Identify all lines of the data containing the string "color" and copy them.

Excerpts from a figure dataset
☆ ☆ ☆

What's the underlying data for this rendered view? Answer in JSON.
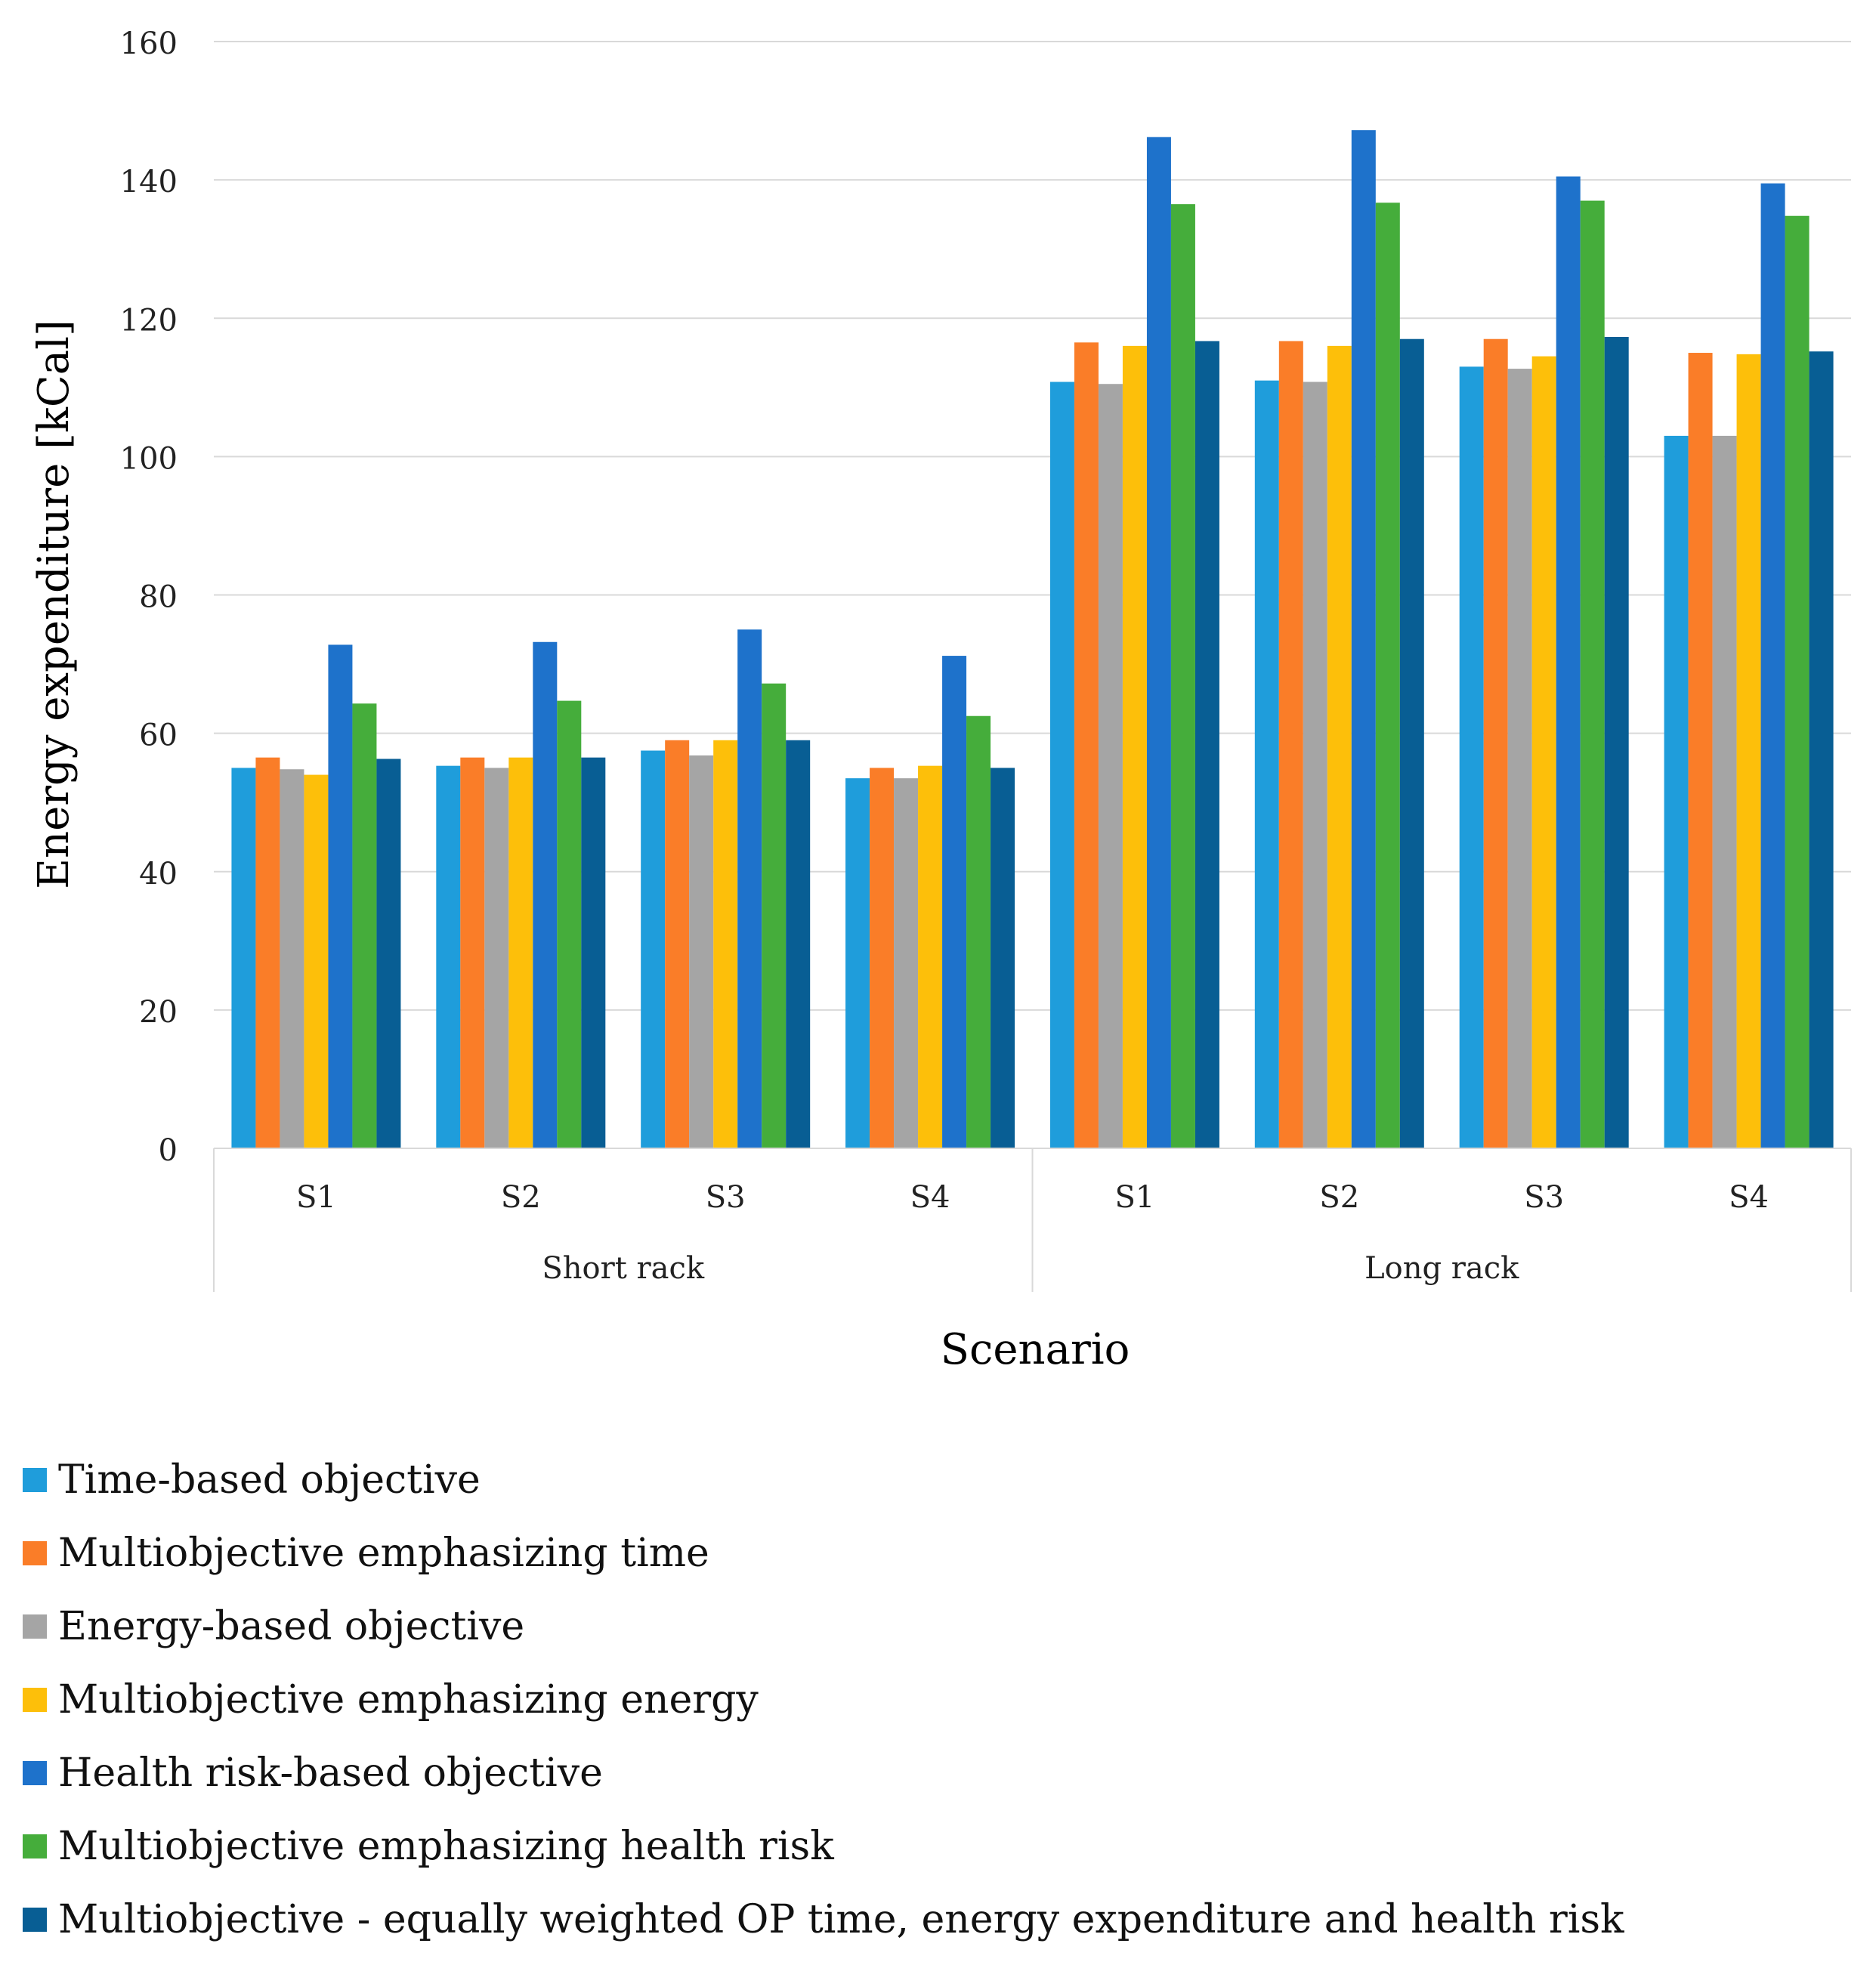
{
  "chart_data": {
    "type": "bar",
    "title": "",
    "xlabel": "Scenario",
    "ylabel": "Energy expenditure [kCal]",
    "ylim": [
      0,
      160
    ],
    "yticks": [
      0,
      20,
      40,
      60,
      80,
      100,
      120,
      140,
      160
    ],
    "grid": true,
    "legend_position": "bottom",
    "groups": [
      {
        "label": "Short rack",
        "categories": [
          "S1",
          "S2",
          "S3",
          "S4"
        ]
      },
      {
        "label": "Long rack",
        "categories": [
          "S1",
          "S2",
          "S3",
          "S4"
        ]
      }
    ],
    "categories": [
      "S1",
      "S2",
      "S3",
      "S4",
      "S1",
      "S2",
      "S3",
      "S4"
    ],
    "series": [
      {
        "name": "Time-based objective",
        "color": "#1f9ddb",
        "values": [
          55,
          55.3,
          57.5,
          53.5,
          110.8,
          111,
          113,
          103
        ]
      },
      {
        "name": "Multiobjective emphasizing time",
        "color": "#fa7d28",
        "values": [
          56.5,
          56.5,
          59,
          55,
          116.5,
          116.7,
          117,
          115
        ]
      },
      {
        "name": "Energy-based objective",
        "color": "#a5a5a5",
        "values": [
          54.8,
          55,
          56.8,
          53.5,
          110.5,
          110.8,
          112.7,
          103
        ]
      },
      {
        "name": "Multiobjective emphasizing energy",
        "color": "#fdbf0a",
        "values": [
          54,
          56.5,
          59,
          55.3,
          116,
          116,
          114.5,
          114.8
        ]
      },
      {
        "name": "Health risk-based objective",
        "color": "#1e72cb",
        "values": [
          72.8,
          73.2,
          75,
          71.2,
          146.2,
          147.2,
          140.5,
          139.5
        ]
      },
      {
        "name": "Multiobjective emphasizing health risk",
        "color": "#45ad3b",
        "values": [
          64.3,
          64.7,
          67.2,
          62.5,
          136.5,
          136.7,
          137,
          134.8
        ]
      },
      {
        "name": "Multiobjective - equally weighted OP time, energy expenditure and health risk",
        "color": "#085e94",
        "values": [
          56.3,
          56.5,
          59,
          55,
          116.7,
          117,
          117.3,
          115.2
        ]
      }
    ]
  }
}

☆ ☆ ☆

> **Reply to the exercise**
        "color": "#1f9ddb",
        "color": "#fa7d28",
        "color": "#a5a5a5",
        "color": "#fdbf0a",
        "color": "#1e72cb",
        "color": "#45ad3b",
        "color": "#085e94",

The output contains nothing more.